§ **WHAT YOU ARE ASKED TO DO**
Turn each line of the items below into an entry in a numbered list, omitting any blank lines.

-- START OF DATA SHOWN --

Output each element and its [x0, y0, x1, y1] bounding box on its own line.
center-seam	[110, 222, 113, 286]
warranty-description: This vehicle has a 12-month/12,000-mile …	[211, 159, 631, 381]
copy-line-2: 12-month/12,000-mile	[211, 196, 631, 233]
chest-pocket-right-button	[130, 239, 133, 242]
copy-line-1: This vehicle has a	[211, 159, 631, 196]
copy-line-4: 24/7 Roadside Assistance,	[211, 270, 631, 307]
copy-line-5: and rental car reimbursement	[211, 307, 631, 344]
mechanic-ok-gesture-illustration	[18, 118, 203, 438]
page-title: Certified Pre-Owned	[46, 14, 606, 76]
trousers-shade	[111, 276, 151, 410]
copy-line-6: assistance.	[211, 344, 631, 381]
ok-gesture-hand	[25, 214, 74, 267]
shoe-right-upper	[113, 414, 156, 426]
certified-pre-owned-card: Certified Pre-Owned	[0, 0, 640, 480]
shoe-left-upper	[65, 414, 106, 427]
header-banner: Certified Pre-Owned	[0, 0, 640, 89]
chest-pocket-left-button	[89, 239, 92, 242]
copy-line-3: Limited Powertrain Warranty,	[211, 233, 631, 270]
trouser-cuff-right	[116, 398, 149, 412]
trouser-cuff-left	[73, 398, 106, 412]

-- END OF DATA SHOWN --

§ **EXERCISE RESPONSE**
1. Output each element and its [x0, y0, x1, y1] bounding box on its own line.
2. center-seam	[110, 222, 113, 286]
3. warranty-description: This vehicle has a 12-month/12,000-mile …	[211, 159, 631, 381]
4. copy-line-2: 12-month/12,000-mile	[211, 196, 631, 233]
5. chest-pocket-right-button	[130, 239, 133, 242]
6. copy-line-1: This vehicle has a	[211, 159, 631, 196]
7. copy-line-4: 24/7 Roadside Assistance,	[211, 270, 631, 307]
8. copy-line-5: and rental car reimbursement	[211, 307, 631, 344]
9. mechanic-ok-gesture-illustration	[18, 118, 203, 438]
10. page-title: Certified Pre-Owned	[46, 14, 606, 76]
11. trousers-shade	[111, 276, 151, 410]
12. copy-line-6: assistance.	[211, 344, 631, 381]
13. ok-gesture-hand	[25, 214, 74, 267]
14. shoe-right-upper	[113, 414, 156, 426]
15. certified-pre-owned-card: Certified Pre-Owned	[0, 0, 640, 480]
16. shoe-left-upper	[65, 414, 106, 427]
17. header-banner: Certified Pre-Owned	[0, 0, 640, 89]
18. chest-pocket-left-button	[89, 239, 92, 242]
19. copy-line-3: Limited Powertrain Warranty,	[211, 233, 631, 270]
20. trouser-cuff-right	[116, 398, 149, 412]
21. trouser-cuff-left	[73, 398, 106, 412]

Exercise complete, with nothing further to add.